[Data excerpts]
= = = = =

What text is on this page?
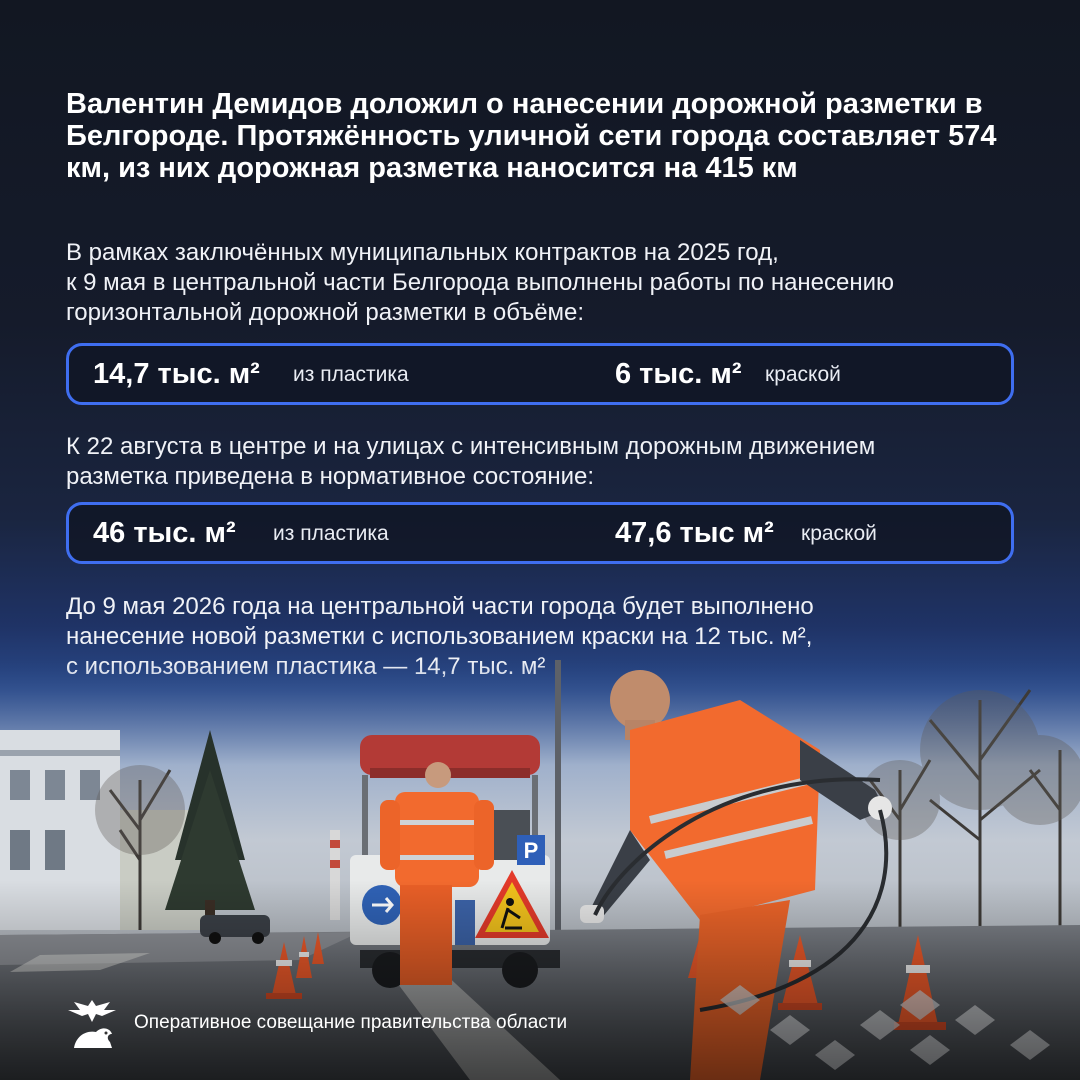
Валентин Демидов доложил о нанесении дорожной разметки в Белгороде. Протяжённость уличной сети города составляет 574 км, из них дорожная разметка наносится на 415 км
В рамках заключённых муниципальных контрактов на 2025 год,
к 9 мая в центральной части Белгорода выполнены работы по нанесению
горизонтальной дорожной разметки в объёме:
14,7 тыс. м² из пластика	6 тыс. м² краской
К 22 августа в центре и на улицах с интенсивным дорожным движением
разметка приведена в нормативное состояние:
46 тыс. м² из пластика	47,6 тыс м² краской
До 9 мая 2026 года на центральной части города будет выполнено
нанесение новой разметки с использованием краски на 12 тыс. м²,
P
Оперативное совещание правительства области
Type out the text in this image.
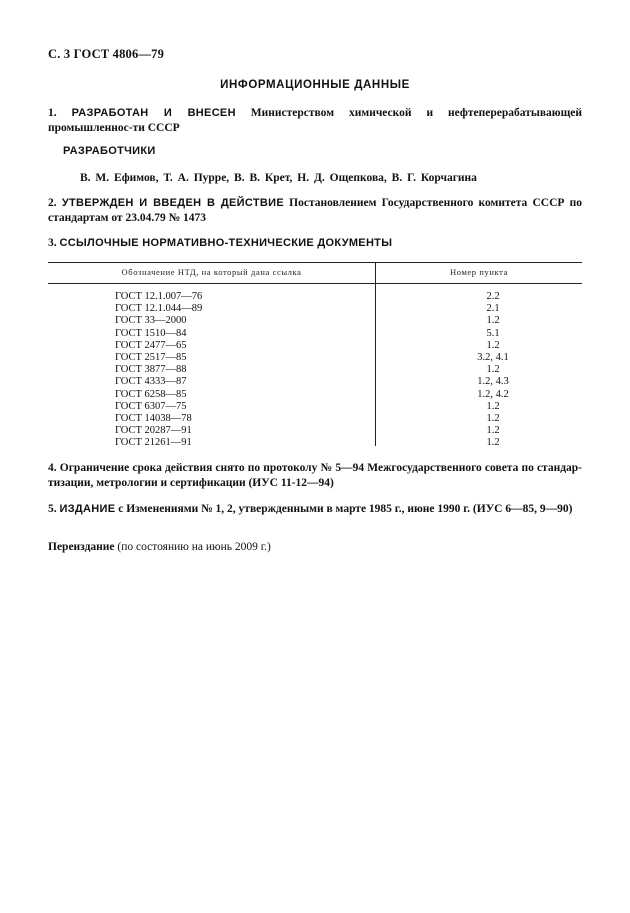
С. 3 ГОСТ 4806—79
ИНФОРМАЦИОННЫЕ ДАННЫЕ
1. РАЗРАБОТАН И ВНЕСЕН Министерством химической и нефтеперерабатывающей промышленнос-ти СССР
РАЗРАБОТЧИКИ
В. М. Ефимов, Т. А. Пурре, В. В. Крет, Н. Д. Ощепкова, В. Г. Корчагина
2. УТВЕРЖДЕН И ВВЕДЕН В ДЕЙСТВИЕ Постановлением Государственного комитета СССР по стандартам от 23.04.79 № 1473
3. ССЫЛОЧНЫЕ НОРМАТИВНО-ТЕХНИЧЕСКИЕ ДОКУМЕНТЫ
Обозначение НТД, на который дана ссылка	Номер пункта
ГОСТ 12.1.007—76	2.2
ГОСТ 12.1.044—89	2.1
ГОСТ 33—2000	1.2
ГОСТ 1510—84	5.1
ГОСТ 2477—65	1.2
ГОСТ 2517—85	3.2, 4.1
ГОСТ 3877—88	1.2
ГОСТ 4333—87	1.2, 4.3
ГОСТ 6258—85	1.2, 4.2
ГОСТ 6307—75	1.2
ГОСТ 14038—78	1.2
ГОСТ 20287—91	1.2
ГОСТ 21261—91	1.2
4. Ограничение срока действия снято по протоколу № 5—94 Межгосударственного совета по стандар-тизации, метрологии и сертификации (ИУС 11-12—94)
5. ИЗДАНИЕ с Изменениями № 1, 2, утвержденными в марте 1985 г., июне 1990 г. (ИУС 6—85, 9—90)
Переиздание (по состоянию на июнь 2009 г.)
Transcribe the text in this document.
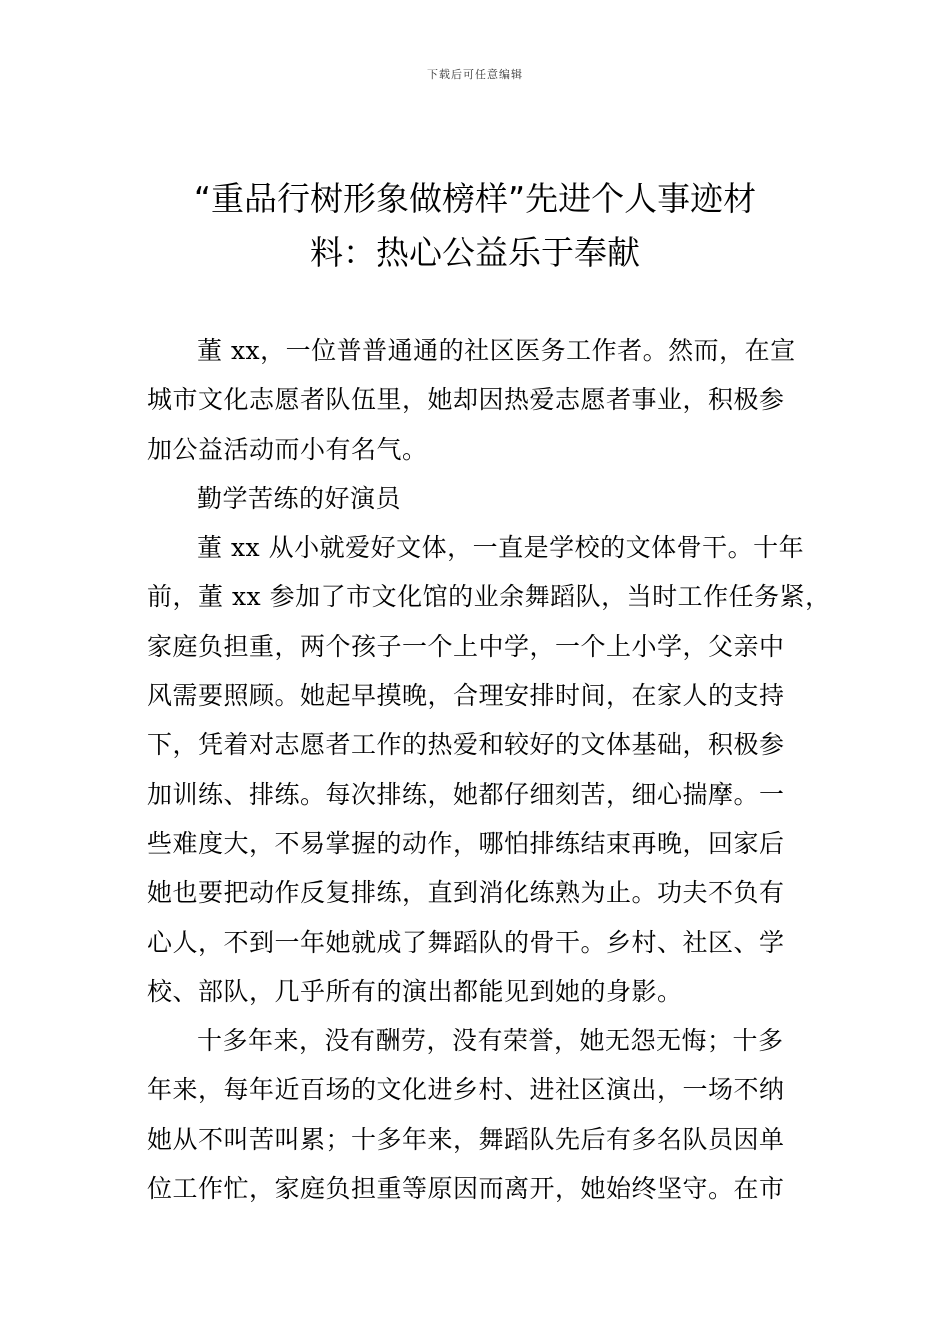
下载后可任意编辑
“重品行树形象做榜样”先进个人事迹材
料：热心公益乐于奉献
董 xx，一位普普通通的社区医务工作者。然而，在宣
城市文化志愿者队伍里，她却因热爱志愿者事业，积极参
加公益活动而小有名气。
勤学苦练的好演员
董 xx 从小就爱好文体，一直是学校的文体骨干。十年
前，董 xx 参加了市文化馆的业余舞蹈队，当时工作任务紧，
家庭负担重，两个孩子一个上中学，一个上小学，父亲中
风需要照顾。她起早摸晚，合理安排时间，在家人的支持
下，凭着对志愿者工作的热爱和较好的文体基础，积极参
加训练、排练。每次排练，她都仔细刻苦，细心揣摩。一
些难度大，不易掌握的动作，哪怕排练结束再晚，回家后
她也要把动作反复排练，直到消化练熟为止。功夫不负有
心人，不到一年她就成了舞蹈队的骨干。乡村、社区、学
校、部队，几乎所有的演出都能见到她的身影。
十多年来，没有酬劳，没有荣誉，她无怨无悔；十多
年来，每年近百场的文化进乡村、进社区演出，一场不纳
她从不叫苦叫累；十多年来，舞蹈队先后有多名队员因单
位工作忙，家庭负担重等原因而离开，她始终坚守。在市
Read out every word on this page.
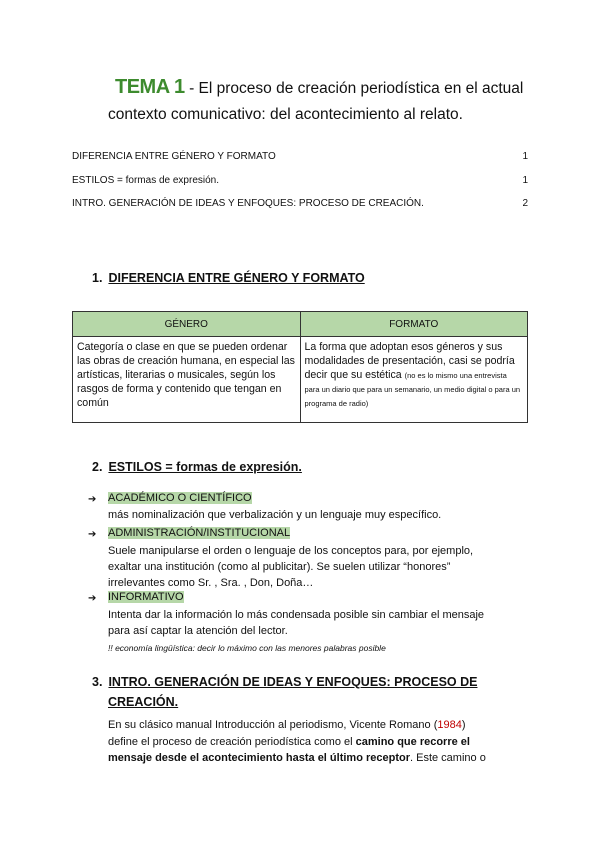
TEMA 1 - El proceso de creación periodística en el actual
contexto comunicativo: del acontecimiento al relato.
DIFERENCIA ENTRE GÉNERO Y FORMATO	1
ESTILOS = formas de expresión.	1
INTRO. GENERACIÓN DE IDEAS Y ENFOQUES: PROCESO DE CREACIÓN.	2
1. DIFERENCIA ENTRE GÉNERO Y FORMATO
GÉNERO	FORMATO
Categoría o clase en que se pueden ordenar las obras de creación humana, en especial las artísticas, literarias o musicales, según los rasgos de forma y contenido que tengan en común	La forma que adoptan esos géneros y sus modalidades de presentación, casi se podría decir que su estética (no es lo mismo una entrevista para un diario que para un semanario, un medio digital o para un programa de radio)
2. ESTILOS = formas de expresión.
➔ ACADÉMICO O CIENTÍFICO
más nominalización que verbalización y un lenguaje muy específico.
➔ ADMINISTRACIÓN/INSTITUCIONAL
Suele manipularse el orden o lenguaje de los conceptos para, por ejemplo,
exaltar una institución (como al publicitar). Se suelen utilizar “honores”
irrelevantes como Sr. , Sra. , Don, Doña…
➔ INFORMATIVO
Intenta dar la información lo más condensada posible sin cambiar el mensaje
para así captar la atención del lector.
!! economía lingüística: decir lo máximo con las menores palabras posible
3. INTRO. GENERACIÓN DE IDEAS Y ENFOQUES: PROCESO DE
CREACIÓN.
En su clásico manual Introducción al periodismo, Vicente Romano (1984)
define el proceso de creación periodística como el camino que recorre el
mensaje desde el acontecimiento hasta el último receptor. Este camino o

= = = = =

→ **Written problem**
Copy every line of the records above that holds the word "para".

→ **Response to this exercise**
Categoría o clase en que se pueden ordenar las obras de creación humana, en especial las artísticas, literarias o musicales, según los rasgos de forma y contenido que tengan en común	La forma que adoptan esos géneros y sus modalidades de presentación, casi se podría decir que su estética (no es lo mismo una entrevista para un diario que para un semanario, un medio digital o para un programa de radio)
Suele manipularse el orden o lenguaje de los conceptos para, por ejemplo,
para así captar la atención del lector.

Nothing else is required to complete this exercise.